# [Work to be completed]
Your task is to extract every entry that follows word for word while excluding the pictures.
— begin Supplied records —
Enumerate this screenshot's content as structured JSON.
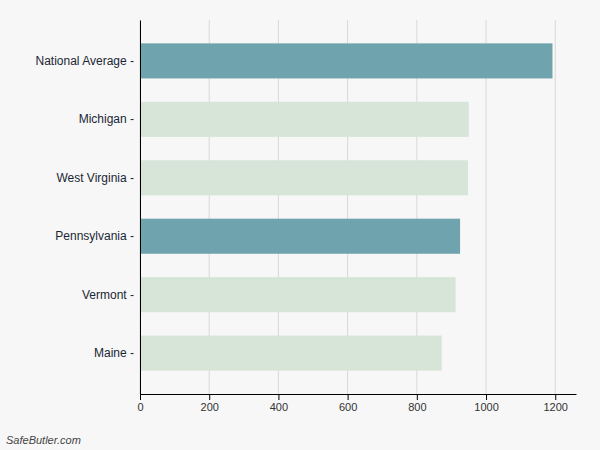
{
  "chart_data": {
    "type": "bar",
    "orientation": "horizontal",
    "categories": [
      "National Average -",
      "Michigan -",
      "West Virginia -",
      "Pennsylvania -",
      "Vermont -",
      "Maine -"
    ],
    "values": [
      1192,
      950,
      948,
      925,
      912,
      872
    ],
    "colors": [
      "#6fa3ae",
      "#d6e5d8",
      "#d6e5d8",
      "#6fa3ae",
      "#d6e5d8",
      "#d6e5d8"
    ],
    "xlim": [
      0,
      1260
    ],
    "xticks": [
      0,
      200,
      400,
      600,
      800,
      1000,
      1200
    ],
    "grid": true,
    "annotations": [
      "SafeButler.com"
    ]
  }
}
— end Supplied records —
# [Expected output]
Enumerate this screenshot's content as structured JSON.
{
  "chart_data": {
    "type": "bar",
    "orientation": "horizontal",
    "categories": [
      "National Average -",
      "Michigan -",
      "West Virginia -",
      "Pennsylvania -",
      "Vermont -",
      "Maine -"
    ],
    "values": [
      1192,
      950,
      948,
      925,
      912,
      872
    ],
    "colors": [
      "#6fa3ae",
      "#d6e5d8",
      "#d6e5d8",
      "#6fa3ae",
      "#d6e5d8",
      "#d6e5d8"
    ],
    "xlim": [
      0,
      1260
    ],
    "xticks": [
      0,
      200,
      400,
      600,
      800,
      1000,
      1200
    ],
    "grid": true,
    "annotations": [
      "SafeButler.com"
    ]
  }
}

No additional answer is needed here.